* WHAT TO WORK ON
All lines holding the string "Emit" are to be shown.

[Dataset records]
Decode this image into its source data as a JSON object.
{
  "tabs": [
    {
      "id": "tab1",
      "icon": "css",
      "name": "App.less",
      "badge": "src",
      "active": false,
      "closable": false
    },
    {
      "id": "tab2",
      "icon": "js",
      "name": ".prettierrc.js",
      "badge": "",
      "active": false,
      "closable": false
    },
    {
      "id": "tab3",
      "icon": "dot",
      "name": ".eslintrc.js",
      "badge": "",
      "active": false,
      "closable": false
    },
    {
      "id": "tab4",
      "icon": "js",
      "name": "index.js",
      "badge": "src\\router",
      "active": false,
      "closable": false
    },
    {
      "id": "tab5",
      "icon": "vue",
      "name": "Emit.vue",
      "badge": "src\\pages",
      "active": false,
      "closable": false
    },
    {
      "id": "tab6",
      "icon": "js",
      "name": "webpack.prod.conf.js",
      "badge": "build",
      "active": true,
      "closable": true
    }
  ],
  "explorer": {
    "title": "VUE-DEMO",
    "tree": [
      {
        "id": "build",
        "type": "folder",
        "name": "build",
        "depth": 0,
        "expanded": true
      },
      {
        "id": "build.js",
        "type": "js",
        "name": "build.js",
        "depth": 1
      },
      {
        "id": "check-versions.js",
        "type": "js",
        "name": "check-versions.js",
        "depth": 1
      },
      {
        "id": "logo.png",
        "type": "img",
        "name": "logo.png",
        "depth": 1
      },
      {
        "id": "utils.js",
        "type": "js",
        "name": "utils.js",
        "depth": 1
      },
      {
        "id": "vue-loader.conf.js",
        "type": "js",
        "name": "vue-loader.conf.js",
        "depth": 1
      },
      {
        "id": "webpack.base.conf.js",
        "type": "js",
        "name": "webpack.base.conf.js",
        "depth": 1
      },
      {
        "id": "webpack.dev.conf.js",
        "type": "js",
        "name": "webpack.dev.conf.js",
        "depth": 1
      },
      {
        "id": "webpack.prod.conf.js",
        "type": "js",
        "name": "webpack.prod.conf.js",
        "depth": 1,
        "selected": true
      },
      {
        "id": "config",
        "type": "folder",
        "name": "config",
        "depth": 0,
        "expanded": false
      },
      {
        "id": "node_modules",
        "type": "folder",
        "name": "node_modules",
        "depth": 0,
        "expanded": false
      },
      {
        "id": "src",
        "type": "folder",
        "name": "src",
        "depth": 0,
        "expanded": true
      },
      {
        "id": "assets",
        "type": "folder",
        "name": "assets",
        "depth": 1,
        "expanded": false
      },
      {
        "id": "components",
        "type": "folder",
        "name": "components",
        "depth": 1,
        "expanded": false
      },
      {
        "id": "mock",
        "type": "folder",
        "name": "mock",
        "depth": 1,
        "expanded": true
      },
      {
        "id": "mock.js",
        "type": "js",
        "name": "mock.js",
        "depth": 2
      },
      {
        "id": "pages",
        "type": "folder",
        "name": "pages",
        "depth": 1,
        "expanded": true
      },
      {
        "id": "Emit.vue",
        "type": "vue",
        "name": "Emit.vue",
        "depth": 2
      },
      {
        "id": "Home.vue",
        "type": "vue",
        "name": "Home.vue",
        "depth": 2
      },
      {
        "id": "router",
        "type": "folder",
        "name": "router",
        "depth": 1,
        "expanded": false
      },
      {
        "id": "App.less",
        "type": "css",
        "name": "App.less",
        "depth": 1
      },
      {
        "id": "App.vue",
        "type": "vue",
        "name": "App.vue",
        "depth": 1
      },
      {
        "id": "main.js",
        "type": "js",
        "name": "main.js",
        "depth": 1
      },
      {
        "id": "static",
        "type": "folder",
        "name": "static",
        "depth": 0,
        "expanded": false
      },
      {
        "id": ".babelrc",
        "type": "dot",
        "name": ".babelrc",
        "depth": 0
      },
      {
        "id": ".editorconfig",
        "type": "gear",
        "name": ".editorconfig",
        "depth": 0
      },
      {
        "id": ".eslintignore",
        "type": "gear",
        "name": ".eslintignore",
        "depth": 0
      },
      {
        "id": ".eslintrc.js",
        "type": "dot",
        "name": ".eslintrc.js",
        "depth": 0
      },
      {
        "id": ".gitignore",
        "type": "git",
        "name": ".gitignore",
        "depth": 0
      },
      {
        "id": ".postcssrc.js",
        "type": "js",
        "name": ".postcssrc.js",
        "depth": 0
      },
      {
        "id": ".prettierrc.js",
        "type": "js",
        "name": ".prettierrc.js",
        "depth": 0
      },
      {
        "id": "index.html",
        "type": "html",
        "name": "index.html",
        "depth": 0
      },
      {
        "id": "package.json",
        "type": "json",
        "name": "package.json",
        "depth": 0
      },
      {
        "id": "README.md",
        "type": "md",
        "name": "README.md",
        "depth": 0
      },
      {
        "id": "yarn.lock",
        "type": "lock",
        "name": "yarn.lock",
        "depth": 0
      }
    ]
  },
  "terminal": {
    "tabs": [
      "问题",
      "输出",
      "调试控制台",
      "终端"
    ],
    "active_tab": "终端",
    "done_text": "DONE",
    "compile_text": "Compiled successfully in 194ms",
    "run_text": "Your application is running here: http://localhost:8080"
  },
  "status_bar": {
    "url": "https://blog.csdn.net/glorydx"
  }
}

* TASK ANSWER
      "name": "Emit.vue",
        "id": "Emit.vue",
        "name": "Emit.vue",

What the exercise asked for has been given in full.